What the exercise asks:
Please reproduce verbatim the part of the records that opens with the line containing "info-card-value: Capricorn: [206, 419, 268, 434]" and closes with the line containing "koota-bar-track: [155, 689, 552, 695]", and nothing else.

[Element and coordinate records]
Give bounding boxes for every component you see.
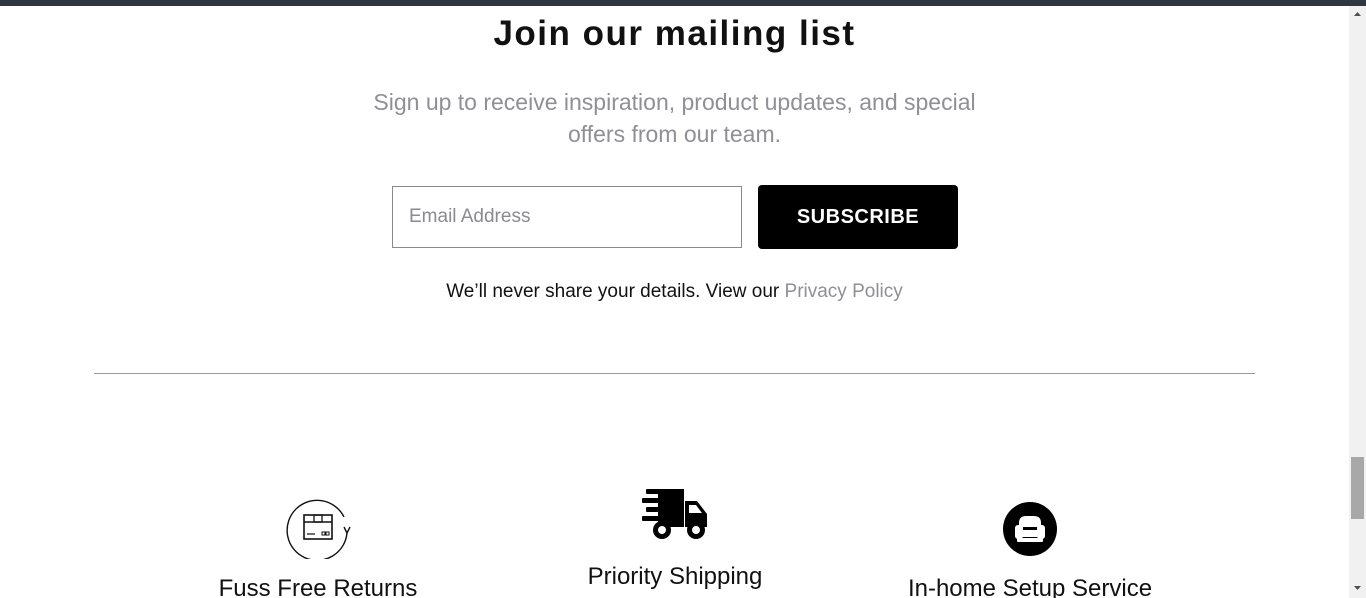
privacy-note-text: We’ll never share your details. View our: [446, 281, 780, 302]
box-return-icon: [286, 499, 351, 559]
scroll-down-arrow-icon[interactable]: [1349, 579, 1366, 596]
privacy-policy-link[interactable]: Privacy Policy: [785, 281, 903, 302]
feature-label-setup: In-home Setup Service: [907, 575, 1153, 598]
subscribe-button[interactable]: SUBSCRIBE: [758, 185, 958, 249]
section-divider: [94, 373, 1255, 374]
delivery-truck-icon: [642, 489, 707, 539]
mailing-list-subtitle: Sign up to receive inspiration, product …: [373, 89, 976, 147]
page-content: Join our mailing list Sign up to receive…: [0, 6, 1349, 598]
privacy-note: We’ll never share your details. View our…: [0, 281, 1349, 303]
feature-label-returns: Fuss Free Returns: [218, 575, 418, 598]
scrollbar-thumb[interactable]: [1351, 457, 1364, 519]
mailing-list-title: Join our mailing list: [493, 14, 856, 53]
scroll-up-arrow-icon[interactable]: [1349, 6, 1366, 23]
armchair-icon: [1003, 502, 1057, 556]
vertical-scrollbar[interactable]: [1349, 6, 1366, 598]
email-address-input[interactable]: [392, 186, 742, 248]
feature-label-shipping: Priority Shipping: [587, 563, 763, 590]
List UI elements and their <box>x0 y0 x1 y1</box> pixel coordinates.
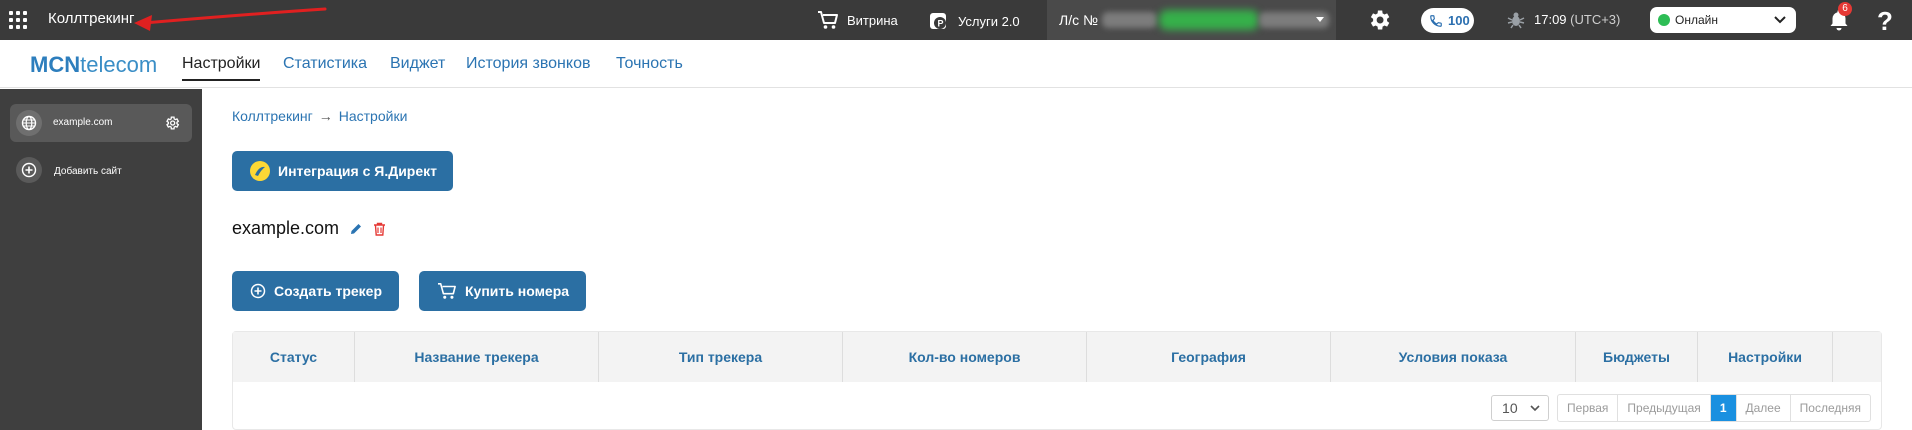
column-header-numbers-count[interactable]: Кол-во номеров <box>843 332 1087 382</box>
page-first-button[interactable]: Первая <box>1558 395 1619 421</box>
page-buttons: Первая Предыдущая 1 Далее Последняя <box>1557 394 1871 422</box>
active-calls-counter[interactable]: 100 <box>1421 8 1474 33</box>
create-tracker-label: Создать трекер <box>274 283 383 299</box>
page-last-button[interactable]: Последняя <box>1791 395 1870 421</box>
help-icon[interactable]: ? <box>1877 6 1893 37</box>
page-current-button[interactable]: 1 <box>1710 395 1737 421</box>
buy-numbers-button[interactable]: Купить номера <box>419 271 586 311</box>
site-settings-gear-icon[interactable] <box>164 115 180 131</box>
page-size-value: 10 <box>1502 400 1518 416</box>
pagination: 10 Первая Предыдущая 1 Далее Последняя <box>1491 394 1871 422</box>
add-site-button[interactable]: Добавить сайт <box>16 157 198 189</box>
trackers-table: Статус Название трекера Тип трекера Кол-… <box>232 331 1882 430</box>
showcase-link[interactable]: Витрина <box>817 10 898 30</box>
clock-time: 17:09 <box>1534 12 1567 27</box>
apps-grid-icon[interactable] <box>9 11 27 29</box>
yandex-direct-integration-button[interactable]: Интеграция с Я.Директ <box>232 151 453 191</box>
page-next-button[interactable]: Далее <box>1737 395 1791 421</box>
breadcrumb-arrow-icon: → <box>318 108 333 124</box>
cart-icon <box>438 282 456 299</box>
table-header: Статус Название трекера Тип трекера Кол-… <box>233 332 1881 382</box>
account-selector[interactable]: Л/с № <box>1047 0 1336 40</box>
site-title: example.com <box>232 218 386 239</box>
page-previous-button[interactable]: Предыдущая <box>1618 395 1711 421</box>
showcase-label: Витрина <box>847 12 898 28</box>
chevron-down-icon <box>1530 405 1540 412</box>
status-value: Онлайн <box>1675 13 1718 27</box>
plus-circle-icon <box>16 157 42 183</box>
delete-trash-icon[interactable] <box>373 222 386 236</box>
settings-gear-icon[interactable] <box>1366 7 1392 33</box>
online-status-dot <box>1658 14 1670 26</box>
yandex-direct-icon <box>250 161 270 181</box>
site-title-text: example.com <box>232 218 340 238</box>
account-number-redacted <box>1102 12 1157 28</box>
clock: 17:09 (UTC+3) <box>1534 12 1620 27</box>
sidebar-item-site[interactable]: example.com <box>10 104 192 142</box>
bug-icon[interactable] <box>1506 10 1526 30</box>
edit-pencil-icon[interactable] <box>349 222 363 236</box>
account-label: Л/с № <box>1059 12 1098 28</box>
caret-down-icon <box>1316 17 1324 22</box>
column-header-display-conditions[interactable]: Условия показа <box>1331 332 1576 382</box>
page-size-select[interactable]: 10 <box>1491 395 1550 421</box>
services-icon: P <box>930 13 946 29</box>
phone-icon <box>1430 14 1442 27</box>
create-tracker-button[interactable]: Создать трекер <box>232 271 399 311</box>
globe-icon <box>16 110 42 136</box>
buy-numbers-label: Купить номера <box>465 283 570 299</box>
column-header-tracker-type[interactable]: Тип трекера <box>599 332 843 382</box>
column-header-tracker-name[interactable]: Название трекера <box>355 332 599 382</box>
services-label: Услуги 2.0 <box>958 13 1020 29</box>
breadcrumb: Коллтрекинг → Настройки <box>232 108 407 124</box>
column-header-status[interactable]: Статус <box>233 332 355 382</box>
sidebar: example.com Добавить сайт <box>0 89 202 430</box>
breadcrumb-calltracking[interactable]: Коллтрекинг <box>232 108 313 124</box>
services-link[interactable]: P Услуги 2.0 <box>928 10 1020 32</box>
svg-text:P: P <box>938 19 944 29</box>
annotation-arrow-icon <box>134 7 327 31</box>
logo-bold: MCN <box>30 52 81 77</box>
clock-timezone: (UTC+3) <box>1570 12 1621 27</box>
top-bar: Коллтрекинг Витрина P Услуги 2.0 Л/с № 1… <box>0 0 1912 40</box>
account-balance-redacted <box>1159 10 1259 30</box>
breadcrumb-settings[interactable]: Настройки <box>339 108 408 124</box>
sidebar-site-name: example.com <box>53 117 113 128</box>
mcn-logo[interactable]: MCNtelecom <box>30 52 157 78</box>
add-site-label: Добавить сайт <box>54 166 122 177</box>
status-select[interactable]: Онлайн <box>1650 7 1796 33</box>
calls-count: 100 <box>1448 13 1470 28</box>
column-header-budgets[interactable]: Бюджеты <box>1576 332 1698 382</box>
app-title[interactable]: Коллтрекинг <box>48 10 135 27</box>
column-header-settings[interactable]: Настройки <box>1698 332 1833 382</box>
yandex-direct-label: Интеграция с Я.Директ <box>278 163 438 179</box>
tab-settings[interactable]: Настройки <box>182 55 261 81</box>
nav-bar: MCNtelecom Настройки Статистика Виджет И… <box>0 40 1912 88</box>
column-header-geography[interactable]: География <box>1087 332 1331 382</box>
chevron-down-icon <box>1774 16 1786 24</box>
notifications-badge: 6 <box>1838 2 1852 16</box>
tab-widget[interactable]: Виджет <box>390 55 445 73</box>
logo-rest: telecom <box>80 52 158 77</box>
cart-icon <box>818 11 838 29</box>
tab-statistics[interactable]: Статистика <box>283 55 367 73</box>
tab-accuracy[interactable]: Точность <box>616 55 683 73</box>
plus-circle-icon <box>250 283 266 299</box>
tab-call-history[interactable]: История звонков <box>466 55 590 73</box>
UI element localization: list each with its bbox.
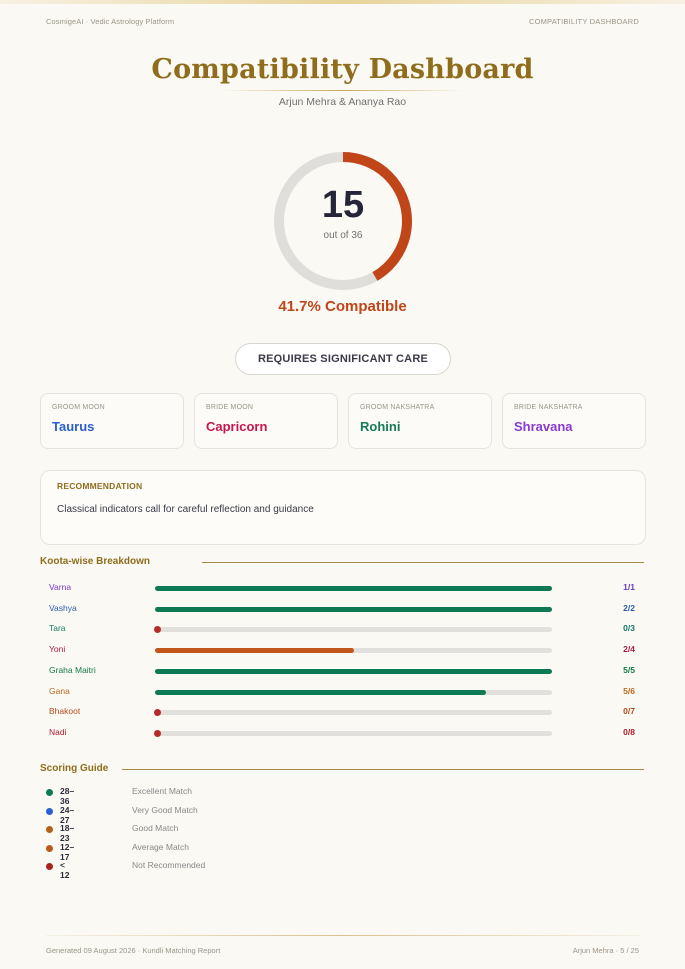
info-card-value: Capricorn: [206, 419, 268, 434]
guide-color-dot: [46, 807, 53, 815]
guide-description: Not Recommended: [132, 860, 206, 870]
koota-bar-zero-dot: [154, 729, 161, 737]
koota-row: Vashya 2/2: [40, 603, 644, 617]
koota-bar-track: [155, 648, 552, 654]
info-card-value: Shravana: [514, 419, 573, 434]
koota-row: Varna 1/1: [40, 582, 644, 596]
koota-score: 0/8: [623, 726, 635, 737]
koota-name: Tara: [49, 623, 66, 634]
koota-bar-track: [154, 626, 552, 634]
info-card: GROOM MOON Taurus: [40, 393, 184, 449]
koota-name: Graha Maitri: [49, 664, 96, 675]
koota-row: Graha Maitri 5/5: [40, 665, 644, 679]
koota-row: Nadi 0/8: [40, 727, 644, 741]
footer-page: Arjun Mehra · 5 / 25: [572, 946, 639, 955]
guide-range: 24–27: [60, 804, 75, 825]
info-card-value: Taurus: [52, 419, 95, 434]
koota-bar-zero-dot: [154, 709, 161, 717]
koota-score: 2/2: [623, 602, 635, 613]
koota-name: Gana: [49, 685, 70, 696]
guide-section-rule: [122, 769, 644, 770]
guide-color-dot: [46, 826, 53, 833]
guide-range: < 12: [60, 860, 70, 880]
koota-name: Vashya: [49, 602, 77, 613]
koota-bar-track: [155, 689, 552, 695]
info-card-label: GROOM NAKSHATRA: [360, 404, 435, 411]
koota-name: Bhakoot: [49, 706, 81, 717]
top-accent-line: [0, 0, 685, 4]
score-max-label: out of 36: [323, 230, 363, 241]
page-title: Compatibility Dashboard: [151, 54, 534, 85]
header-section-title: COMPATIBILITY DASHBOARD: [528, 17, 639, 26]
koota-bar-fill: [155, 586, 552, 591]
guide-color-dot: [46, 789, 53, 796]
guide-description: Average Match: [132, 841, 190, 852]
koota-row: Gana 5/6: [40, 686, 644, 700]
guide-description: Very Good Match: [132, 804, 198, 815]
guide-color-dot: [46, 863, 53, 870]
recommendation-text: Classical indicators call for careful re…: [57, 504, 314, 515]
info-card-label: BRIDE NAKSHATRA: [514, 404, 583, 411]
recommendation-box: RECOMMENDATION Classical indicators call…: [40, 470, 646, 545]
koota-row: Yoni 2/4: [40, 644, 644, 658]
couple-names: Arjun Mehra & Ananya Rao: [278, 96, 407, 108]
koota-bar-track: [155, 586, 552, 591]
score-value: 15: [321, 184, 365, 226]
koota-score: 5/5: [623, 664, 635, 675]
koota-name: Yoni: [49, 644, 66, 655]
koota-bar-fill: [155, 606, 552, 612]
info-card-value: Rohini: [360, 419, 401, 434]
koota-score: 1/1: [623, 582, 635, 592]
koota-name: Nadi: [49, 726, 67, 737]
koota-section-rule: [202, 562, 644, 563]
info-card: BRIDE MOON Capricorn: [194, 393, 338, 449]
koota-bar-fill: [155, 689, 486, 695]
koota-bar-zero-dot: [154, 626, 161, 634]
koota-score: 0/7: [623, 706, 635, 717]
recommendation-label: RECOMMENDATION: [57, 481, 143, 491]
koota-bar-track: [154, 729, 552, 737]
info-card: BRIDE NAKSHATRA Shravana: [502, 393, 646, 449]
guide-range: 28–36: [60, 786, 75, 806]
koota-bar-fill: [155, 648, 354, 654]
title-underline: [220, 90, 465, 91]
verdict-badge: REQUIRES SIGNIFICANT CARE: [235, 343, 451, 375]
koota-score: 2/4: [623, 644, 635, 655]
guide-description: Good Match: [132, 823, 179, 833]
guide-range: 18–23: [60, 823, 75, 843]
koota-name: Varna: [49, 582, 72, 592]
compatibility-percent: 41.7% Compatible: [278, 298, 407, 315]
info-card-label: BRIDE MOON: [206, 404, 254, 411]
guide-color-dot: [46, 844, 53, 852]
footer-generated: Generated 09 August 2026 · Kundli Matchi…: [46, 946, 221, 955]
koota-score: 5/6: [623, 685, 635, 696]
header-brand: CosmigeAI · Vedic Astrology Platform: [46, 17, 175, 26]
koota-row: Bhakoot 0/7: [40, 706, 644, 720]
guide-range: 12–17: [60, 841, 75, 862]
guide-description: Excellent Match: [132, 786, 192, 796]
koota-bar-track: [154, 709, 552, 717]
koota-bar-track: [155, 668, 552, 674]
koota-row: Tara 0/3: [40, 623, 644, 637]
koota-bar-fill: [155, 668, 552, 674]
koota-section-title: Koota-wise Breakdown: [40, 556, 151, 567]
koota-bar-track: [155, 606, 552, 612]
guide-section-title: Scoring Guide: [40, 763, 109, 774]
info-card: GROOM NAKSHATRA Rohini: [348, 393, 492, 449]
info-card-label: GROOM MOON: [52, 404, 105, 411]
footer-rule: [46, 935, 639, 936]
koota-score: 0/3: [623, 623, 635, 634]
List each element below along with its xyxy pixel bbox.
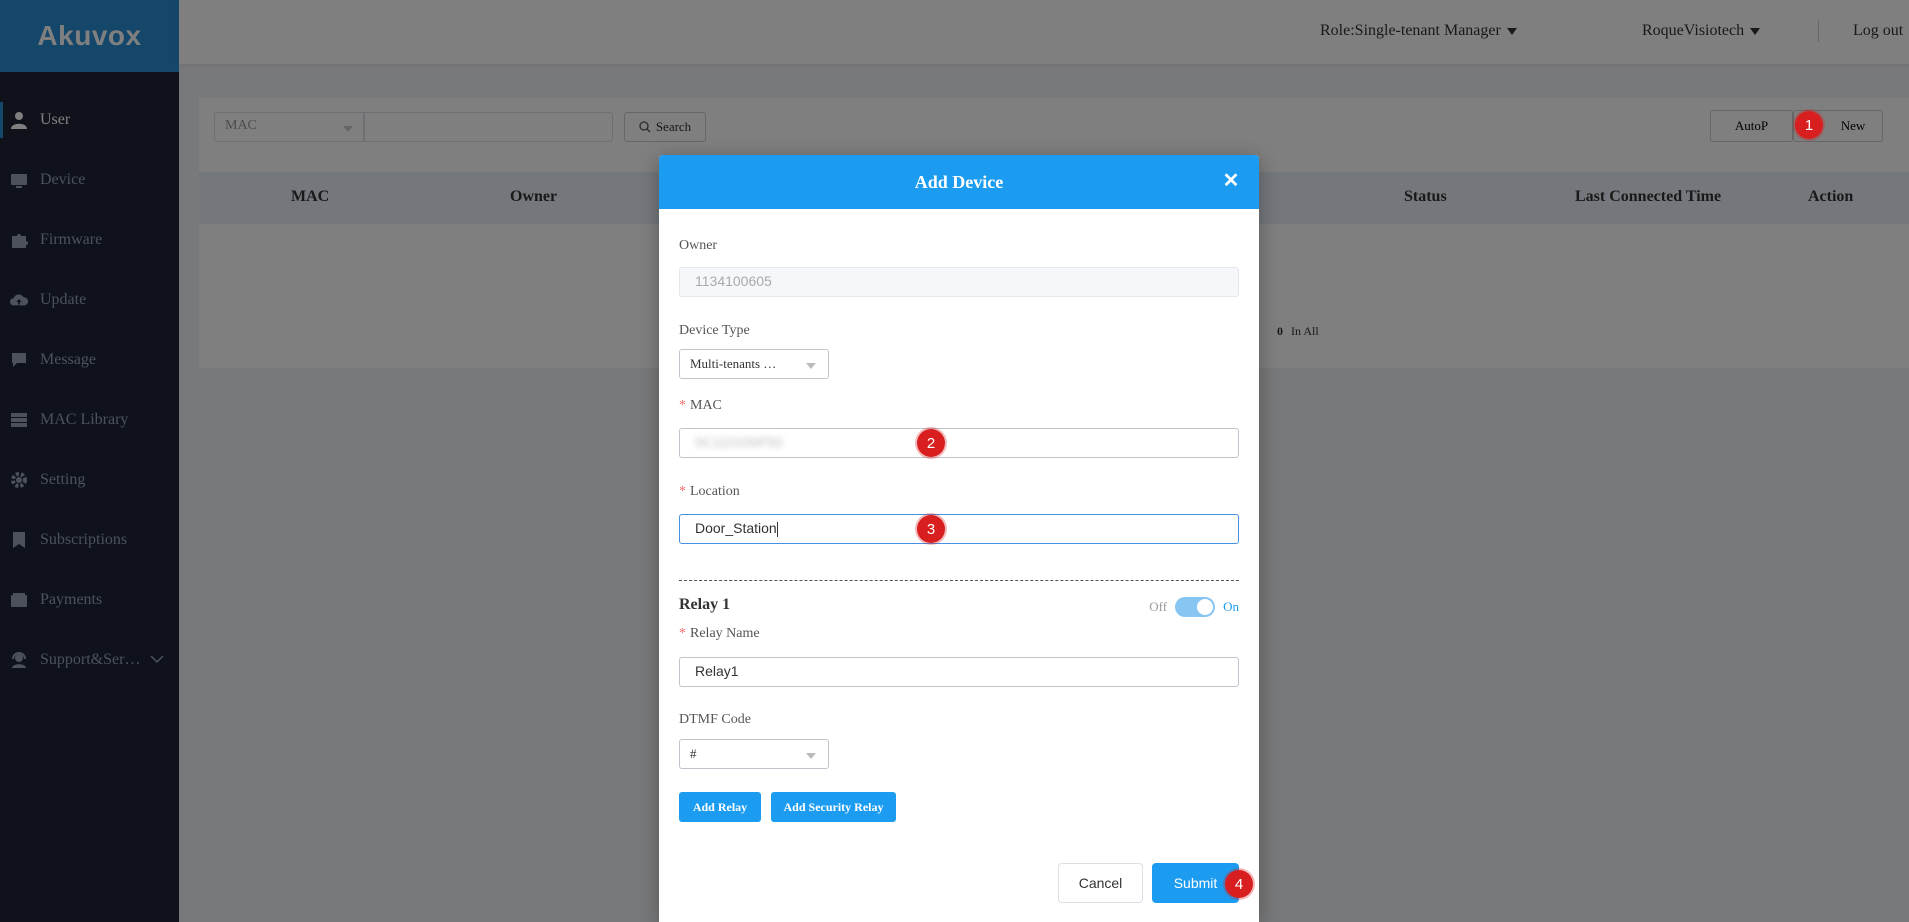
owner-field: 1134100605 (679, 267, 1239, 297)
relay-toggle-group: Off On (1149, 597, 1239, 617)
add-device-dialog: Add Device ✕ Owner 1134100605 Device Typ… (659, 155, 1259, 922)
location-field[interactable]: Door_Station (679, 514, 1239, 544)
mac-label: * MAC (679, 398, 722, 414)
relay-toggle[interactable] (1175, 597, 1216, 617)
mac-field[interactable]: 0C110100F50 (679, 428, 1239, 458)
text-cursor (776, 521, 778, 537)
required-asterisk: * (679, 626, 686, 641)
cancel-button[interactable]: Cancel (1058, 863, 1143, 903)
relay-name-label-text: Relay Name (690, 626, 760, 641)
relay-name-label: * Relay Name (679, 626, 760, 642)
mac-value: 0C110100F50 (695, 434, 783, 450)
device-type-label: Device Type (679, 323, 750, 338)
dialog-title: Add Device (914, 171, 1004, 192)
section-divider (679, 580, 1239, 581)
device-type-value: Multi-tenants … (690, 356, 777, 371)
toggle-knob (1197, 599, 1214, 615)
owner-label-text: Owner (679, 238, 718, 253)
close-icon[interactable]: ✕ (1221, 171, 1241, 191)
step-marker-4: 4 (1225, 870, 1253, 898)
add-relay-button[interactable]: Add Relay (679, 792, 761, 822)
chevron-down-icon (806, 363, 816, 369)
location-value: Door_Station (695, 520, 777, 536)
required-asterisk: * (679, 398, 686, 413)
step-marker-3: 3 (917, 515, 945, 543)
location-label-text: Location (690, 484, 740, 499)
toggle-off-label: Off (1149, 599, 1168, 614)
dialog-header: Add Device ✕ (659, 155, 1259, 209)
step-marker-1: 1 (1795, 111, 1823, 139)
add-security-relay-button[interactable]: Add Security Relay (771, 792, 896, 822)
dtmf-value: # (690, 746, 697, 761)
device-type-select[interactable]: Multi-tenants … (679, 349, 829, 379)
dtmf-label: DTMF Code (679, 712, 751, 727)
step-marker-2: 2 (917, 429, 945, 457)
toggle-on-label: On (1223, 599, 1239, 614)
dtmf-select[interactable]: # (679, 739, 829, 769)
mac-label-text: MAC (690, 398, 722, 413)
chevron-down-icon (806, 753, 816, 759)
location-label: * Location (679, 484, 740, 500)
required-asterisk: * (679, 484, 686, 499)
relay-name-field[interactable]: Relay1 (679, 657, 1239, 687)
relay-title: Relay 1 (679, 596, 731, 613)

Result for this exercise:
info-card-value: Capricorn: [206, 419, 268, 434]
guide-color-dot: [46, 807, 53, 815]
guide-description: Not Recommended: [132, 860, 206, 870]
koota-bar-zero-dot: [154, 729, 161, 737]
koota-row: Vashya 2/2: [40, 603, 644, 617]
koota-bar-track: [155, 648, 552, 654]
info-card-value: Shravana: [514, 419, 573, 434]
koota-row: Varna 1/1: [40, 582, 644, 596]
koota-score: 0/8: [623, 726, 635, 737]
koota-name: Tara: [49, 623, 66, 634]
koota-bar-track: [154, 626, 552, 634]
info-card: GROOM MOON Taurus: [40, 393, 184, 449]
koota-name: Graha Maitri: [49, 664, 96, 675]
koota-row: Graha Maitri 5/5: [40, 665, 644, 679]
koota-row: Nadi 0/8: [40, 727, 644, 741]
footer-page: Arjun Mehra · 5 / 25: [572, 946, 639, 955]
guide-range: 24–27: [60, 804, 75, 825]
info-card-value: Taurus: [52, 419, 95, 434]
koota-bar-zero-dot: [154, 709, 161, 717]
koota-score: 2/2: [623, 602, 635, 613]
koota-name: Gana: [49, 685, 70, 696]
guide-section-rule: [122, 769, 644, 770]
guide-color-dot: [46, 826, 53, 833]
guide-range: < 12: [60, 860, 70, 880]
koota-name: Vashya: [49, 602, 77, 613]
koota-bar-track: [155, 689, 552, 695]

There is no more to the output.